• TEKSTFRAGMENT:
Uitspraak
College van Beroep voor het bedrijfsleven
(zesde enkelvoudige kamer)
No. AWB 03/487 12 september 2003
14914 Wet personenvervoer 2000
Vergunning taxivervoer
Uitspraak in de zaak van:
A, te B, appellante,
tegen
de Minister van Verkeer en Waterstaat, verweerder,
gemachtigde: mr. L. van der Vliet, werkzaam bij de Inspectie Verkeer en Waterstaat.
1. De procedure
Op 24 april 2003 heeft het College van appellante een beroepschrift ontvangen, waarbij beroep wordt ingesteld tegen een besluit van verweerder van 18 maart 2003.
Bij dat besluit heeft verweerder beslist op het bezwaarschrift van appellante tegen de intrekking van haar vergunning op grond van de Wet personenvervoer 2000 voor het verrichten van taxivervoer.
Verweerder heeft op 10 juni 2003 een verweerschrift ingediend.
Het onderzoek ter zitting heeft plaatsgevonden op 22 augustus 2003. Bij die gelegenheid is appellante in persoon verschenen en heeft verweerder zich doen vertegenwoordigen door zijn gemachtigde.
2. De grondslag van het geschil
2.1 De Wet personenvervoer 2000 (hierna:Wp2000) luidt voor zover hiet van belang als volgt:
"Artikel 4
(…)
2. Het is verboden taxivervoer te verrichten zonder een daartoe verleende vergunning.
(…)
Artikel 6
1. Een vergunning wordt verleend voor onbepaalde tijd.
2. Een vergunning kan worden (…) ingetrokken.
(…)
Artikel 9
1. Een vergunning wordt, behoudens in bij algemene maatregel van bestuur aan te geven gevallen, slechts verleend aan een vervoerder die voldoet aan eisen van betrouwbaarheid, kredietwaardigheid en vakbekwaamheid.
2. Onze Minister kan ontheffing verlenen van de in het eerste lid bedoelde eis van vakbekwaamheid.

• VASTGELEGDE GEGEVENS:
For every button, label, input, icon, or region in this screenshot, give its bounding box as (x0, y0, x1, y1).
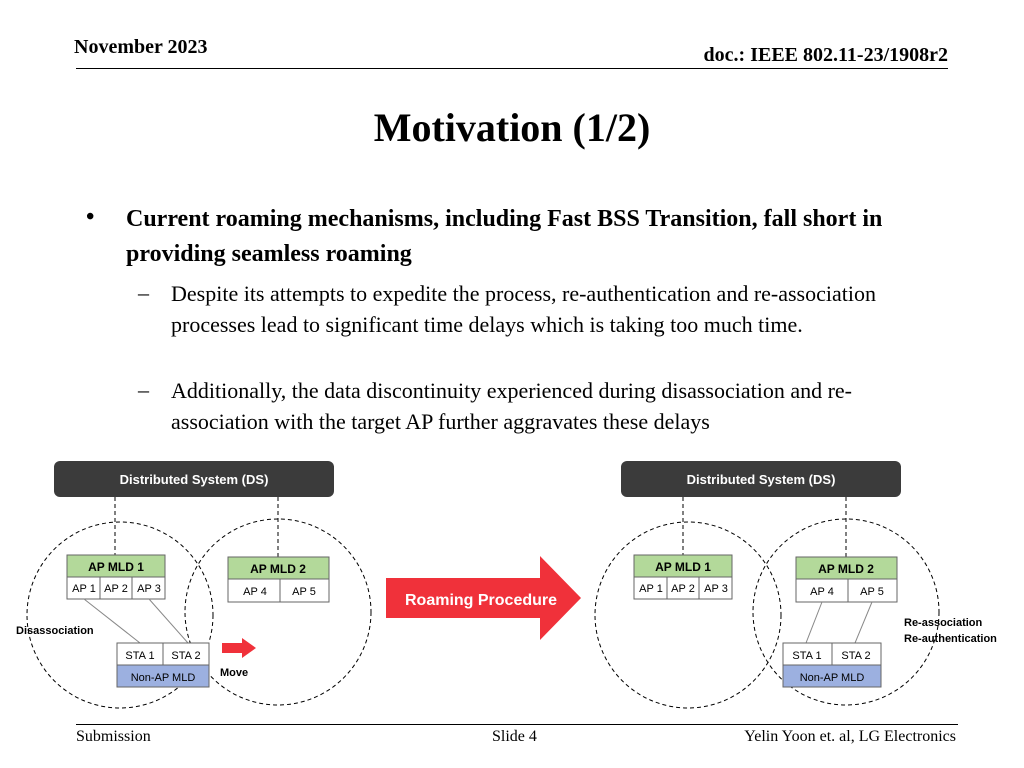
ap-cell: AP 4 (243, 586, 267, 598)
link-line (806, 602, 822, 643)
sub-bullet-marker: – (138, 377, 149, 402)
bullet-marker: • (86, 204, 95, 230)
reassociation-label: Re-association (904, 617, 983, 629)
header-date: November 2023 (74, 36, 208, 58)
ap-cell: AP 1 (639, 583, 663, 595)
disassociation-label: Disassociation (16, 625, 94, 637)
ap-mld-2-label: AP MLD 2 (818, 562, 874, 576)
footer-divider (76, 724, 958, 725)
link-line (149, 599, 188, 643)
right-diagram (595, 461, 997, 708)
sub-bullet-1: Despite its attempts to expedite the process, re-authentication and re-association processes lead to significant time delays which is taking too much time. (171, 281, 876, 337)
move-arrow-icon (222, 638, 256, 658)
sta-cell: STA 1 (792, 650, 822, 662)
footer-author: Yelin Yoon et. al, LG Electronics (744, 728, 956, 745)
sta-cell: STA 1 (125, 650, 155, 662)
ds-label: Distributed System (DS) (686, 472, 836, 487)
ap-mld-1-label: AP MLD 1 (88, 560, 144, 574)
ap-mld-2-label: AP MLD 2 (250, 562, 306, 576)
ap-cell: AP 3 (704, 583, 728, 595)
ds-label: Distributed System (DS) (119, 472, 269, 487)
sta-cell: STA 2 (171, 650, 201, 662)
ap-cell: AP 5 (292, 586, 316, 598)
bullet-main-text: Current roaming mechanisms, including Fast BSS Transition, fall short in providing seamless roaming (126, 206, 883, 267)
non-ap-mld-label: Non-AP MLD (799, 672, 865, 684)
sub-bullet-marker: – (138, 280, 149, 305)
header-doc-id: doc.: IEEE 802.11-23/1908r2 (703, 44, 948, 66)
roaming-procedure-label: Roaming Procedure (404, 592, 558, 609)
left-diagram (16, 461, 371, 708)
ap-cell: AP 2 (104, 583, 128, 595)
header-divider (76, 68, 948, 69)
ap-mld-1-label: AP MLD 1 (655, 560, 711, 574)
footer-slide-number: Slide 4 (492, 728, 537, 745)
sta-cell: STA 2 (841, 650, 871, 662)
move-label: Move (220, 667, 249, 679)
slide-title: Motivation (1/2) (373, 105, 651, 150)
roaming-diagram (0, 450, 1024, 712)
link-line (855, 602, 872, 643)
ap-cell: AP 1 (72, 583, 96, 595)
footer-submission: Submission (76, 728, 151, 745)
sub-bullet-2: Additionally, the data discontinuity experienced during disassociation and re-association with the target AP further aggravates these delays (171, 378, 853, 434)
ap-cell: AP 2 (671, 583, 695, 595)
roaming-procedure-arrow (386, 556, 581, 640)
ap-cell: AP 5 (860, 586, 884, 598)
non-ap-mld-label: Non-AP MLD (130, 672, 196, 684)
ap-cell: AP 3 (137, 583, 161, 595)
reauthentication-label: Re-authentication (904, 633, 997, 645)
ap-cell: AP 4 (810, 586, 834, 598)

--

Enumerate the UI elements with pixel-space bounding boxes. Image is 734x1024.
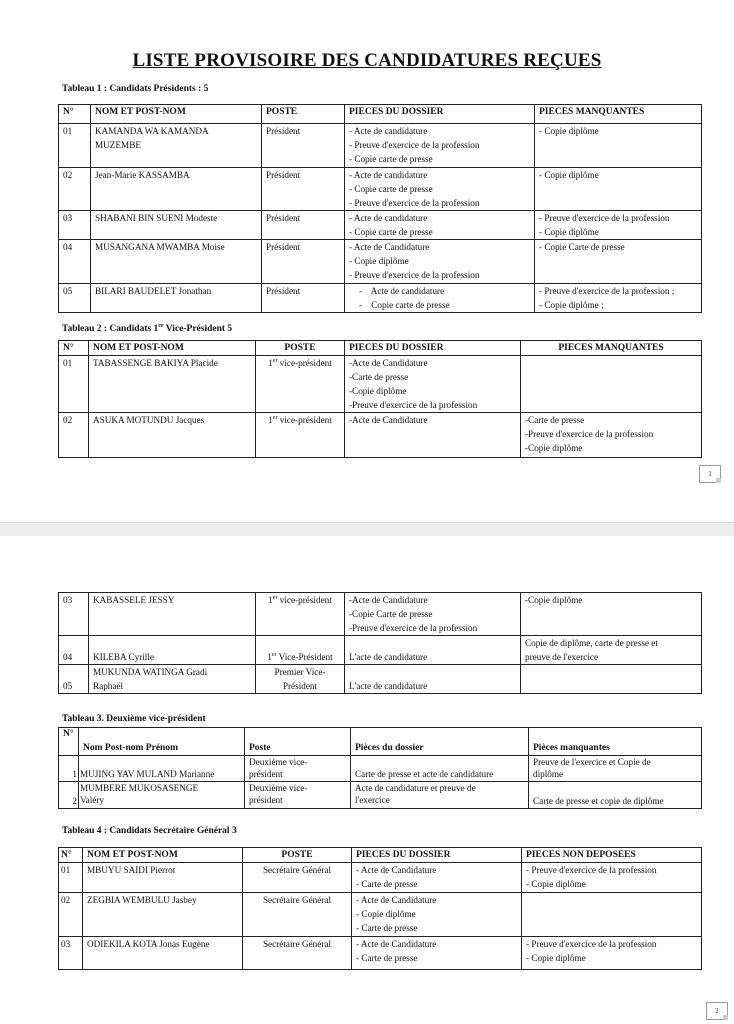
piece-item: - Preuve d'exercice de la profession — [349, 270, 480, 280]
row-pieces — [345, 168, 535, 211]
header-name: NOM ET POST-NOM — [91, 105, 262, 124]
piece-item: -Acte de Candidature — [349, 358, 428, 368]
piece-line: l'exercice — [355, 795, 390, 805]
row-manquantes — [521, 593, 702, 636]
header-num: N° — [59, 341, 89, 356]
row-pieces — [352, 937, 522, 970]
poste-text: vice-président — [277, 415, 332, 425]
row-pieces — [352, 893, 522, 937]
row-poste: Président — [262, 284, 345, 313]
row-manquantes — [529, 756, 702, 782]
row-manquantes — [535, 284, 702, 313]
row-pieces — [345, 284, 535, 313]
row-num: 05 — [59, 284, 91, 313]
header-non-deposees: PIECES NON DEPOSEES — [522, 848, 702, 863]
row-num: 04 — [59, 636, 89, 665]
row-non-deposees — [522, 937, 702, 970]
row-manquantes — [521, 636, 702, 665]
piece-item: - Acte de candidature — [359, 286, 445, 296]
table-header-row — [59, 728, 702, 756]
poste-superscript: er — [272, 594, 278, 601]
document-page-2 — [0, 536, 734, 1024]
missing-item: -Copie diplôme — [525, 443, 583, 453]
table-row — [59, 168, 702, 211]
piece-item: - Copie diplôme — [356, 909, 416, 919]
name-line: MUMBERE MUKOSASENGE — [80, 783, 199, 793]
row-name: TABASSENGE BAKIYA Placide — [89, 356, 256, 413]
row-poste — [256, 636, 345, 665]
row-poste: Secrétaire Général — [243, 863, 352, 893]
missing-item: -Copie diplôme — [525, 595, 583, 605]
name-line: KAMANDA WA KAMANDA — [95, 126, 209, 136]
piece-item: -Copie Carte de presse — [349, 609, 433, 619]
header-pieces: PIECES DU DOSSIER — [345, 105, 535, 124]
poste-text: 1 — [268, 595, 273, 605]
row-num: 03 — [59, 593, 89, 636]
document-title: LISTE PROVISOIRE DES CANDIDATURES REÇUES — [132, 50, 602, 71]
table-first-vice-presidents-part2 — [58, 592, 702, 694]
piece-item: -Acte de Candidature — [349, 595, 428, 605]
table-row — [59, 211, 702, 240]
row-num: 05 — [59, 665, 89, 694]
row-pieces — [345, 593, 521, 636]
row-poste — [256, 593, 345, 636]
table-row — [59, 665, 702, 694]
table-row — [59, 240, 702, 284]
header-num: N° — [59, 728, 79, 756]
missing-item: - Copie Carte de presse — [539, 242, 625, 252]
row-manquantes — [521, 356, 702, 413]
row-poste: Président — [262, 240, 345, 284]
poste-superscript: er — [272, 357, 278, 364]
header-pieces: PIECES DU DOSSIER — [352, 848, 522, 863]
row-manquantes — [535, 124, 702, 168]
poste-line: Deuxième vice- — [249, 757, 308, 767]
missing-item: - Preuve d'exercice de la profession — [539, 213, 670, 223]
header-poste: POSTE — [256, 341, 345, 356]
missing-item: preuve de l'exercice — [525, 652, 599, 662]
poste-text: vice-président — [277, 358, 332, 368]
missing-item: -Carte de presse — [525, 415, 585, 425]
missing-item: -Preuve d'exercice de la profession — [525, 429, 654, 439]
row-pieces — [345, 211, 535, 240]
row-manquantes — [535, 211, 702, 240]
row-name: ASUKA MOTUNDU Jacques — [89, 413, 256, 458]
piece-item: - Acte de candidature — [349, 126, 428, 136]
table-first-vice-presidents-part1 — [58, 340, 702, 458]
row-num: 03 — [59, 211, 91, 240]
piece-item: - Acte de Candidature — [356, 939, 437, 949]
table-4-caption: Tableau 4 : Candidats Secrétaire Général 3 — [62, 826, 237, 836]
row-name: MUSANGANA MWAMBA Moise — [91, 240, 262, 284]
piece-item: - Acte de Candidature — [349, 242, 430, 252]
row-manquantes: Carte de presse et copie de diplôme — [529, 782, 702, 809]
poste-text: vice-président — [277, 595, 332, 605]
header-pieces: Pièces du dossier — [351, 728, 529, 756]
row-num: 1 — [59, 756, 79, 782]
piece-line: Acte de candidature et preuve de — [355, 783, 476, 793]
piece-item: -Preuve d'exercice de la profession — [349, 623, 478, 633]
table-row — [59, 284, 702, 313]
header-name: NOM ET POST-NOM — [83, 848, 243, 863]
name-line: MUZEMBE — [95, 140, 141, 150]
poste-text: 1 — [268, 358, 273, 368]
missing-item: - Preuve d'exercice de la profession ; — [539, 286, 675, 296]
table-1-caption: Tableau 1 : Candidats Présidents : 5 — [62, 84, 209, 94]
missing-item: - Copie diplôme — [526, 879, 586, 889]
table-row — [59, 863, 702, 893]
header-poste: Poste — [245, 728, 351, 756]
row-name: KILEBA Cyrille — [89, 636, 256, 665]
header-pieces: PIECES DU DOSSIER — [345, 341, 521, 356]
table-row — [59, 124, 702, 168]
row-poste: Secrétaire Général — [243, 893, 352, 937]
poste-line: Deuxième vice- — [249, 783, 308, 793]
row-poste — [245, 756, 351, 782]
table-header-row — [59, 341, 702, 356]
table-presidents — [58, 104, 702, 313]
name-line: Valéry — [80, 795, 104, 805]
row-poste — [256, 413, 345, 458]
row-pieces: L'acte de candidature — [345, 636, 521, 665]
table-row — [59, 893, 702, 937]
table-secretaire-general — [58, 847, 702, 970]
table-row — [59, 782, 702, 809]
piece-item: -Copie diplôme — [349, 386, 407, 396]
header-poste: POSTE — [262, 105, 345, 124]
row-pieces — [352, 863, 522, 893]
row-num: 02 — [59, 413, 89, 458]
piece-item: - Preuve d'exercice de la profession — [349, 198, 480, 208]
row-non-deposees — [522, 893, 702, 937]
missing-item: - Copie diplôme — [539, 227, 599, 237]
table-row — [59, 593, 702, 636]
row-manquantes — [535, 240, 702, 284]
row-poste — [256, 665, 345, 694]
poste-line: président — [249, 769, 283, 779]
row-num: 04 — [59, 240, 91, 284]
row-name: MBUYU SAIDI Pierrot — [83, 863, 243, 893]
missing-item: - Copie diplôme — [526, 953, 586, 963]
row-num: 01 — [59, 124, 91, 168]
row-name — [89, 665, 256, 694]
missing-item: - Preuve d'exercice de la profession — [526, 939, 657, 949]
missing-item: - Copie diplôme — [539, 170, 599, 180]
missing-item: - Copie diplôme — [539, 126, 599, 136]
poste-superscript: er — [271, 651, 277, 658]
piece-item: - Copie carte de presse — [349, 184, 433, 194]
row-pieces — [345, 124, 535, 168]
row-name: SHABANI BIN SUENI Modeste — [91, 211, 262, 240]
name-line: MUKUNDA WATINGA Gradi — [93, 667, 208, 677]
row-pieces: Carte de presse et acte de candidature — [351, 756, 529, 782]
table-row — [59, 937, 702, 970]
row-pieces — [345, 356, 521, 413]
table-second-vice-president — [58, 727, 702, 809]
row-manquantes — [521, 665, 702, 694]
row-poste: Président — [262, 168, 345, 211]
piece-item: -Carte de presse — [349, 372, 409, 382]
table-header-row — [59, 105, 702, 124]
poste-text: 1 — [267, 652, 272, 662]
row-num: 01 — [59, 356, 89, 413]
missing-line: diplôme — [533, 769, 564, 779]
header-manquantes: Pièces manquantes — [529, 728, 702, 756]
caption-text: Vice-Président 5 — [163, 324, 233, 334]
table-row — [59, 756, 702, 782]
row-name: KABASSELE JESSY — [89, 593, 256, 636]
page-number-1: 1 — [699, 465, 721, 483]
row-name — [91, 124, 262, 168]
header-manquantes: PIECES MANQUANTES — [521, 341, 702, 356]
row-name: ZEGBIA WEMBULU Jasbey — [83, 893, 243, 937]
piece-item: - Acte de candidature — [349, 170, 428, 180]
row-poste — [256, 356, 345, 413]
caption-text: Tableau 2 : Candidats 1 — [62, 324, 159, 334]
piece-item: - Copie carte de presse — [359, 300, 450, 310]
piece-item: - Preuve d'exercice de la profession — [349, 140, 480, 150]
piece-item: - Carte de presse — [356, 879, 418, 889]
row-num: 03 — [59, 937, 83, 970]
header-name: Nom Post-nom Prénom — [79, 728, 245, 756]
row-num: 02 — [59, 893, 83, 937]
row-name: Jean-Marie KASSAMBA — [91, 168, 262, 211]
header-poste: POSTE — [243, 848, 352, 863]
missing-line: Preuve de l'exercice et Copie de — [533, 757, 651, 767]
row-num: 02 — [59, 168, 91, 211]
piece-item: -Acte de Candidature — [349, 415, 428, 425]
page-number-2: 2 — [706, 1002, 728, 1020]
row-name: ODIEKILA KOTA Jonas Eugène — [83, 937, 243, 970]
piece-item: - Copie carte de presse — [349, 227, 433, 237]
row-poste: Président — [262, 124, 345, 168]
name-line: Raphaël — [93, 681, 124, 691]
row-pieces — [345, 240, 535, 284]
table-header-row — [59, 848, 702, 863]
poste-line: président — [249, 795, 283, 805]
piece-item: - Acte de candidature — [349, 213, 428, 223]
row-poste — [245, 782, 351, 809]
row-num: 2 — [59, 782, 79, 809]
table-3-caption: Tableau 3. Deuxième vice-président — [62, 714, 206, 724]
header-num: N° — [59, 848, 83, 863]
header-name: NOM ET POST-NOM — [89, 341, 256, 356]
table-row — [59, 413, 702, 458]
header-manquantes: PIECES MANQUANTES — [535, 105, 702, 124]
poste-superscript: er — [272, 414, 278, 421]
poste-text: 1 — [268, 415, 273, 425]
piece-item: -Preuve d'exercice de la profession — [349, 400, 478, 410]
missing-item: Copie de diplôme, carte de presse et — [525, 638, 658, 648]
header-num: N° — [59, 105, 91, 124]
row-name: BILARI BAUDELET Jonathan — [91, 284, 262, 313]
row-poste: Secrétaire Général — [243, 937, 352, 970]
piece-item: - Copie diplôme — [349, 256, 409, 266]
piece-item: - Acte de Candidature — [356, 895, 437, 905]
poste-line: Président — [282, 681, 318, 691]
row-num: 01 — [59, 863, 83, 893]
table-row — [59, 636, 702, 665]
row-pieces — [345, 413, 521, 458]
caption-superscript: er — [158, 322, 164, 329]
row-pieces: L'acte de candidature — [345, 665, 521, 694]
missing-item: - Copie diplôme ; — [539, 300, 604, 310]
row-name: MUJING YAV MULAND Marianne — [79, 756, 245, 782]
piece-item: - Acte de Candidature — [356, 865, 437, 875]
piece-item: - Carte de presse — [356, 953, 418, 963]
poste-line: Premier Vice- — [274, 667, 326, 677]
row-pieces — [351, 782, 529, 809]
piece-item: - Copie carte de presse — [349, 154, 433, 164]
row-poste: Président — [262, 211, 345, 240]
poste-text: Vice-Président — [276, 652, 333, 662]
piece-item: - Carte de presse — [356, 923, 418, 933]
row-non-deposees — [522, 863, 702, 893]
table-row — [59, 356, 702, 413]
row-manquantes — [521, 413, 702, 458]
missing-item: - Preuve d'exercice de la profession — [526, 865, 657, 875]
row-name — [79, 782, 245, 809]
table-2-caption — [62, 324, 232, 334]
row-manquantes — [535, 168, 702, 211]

• WAT TE DOEN: Schrijf het vervolg van de uitspraak over de ingetrokken taxivergunning, direct na de laatste zin.

• JOUW ANTWOORD:
3. Een ontheffing als bedoeld in het tweede lid kan onder beperkingen worden verleend en aan een ontheffing kunnen voorschriften worden verbonden.
4. Onze Minister kan een ontheffing, de beperkingen waaronder een ontheffing is verleend en de aan een ontheffing verbonden voorschriften ambtshalve of op aanvraag wijzigen of intrekken.
5. Bij of krachtens algemene maatregel van bestuur worden regels gesteld over:
a. de eisen van betrouwbaarheid, kredietwaardigheid en vakbekwaamheid;
b. de gevallen waarin Onze Minister ontheffing kan verlenen;
(…)
Artikel 99
Het bestuursorgaan dat een vergunning heeft verleend, kan een vergunning volgens bij algemene maatregel van bestuur vast te stellen regels, wijzigen, schorsen of intrekken:
a. indien is gehandeld in strijd met het bij of krachtens deze wet bepaalde;
b. indien niet langer wordt voldaan aan een van de in artikel 9, eerste lid, bedoelde eisen, tenzij een ontheffing als bedoeld in het tweede lid van dat artikel is verleend."
De artikelen 26, 28 en 29 van het Besluit personenvervoer 2000 (hierna: Bp2000) luiden - voorzover hier van belang - als volgt:
"Artikel 26
1. De vervoerder die (…) taxivervoer verricht, moet aan de eis van vakbekwaamheid voldoen.
2. Degene die permanent en daadwerkelijk leiding geeft aan het vervoer, bedoeld in het eerste lid, voldoet aan de eis, bedoeld in het eerste lid, of, indien deze leiding bij meer personen berust, tenminste een van hen.
3. De vervoerder meldt Onze Minister de vervanging van een persoon als bedoeld in het tweede lid.
Artikel 28
1. De vervoerder die taxivervoer verricht voldoet aan de eis van vakbekwaamheid indien wordt overgelegd:
a. een door Onze Minister erkend getuigschrift van met goed gevolg afgelegde examens waarbij ten minste de kennis is vastgesteld van de door Onze Minister vastgestelde onderwerpen, of
b. een voor het beroep van vervoerder die taxivervoer verricht afgegeven EG-verklaring als bedoeld in artikel 10 van de Algemene wet erkenning EG-beroepsopleidingen.
(…)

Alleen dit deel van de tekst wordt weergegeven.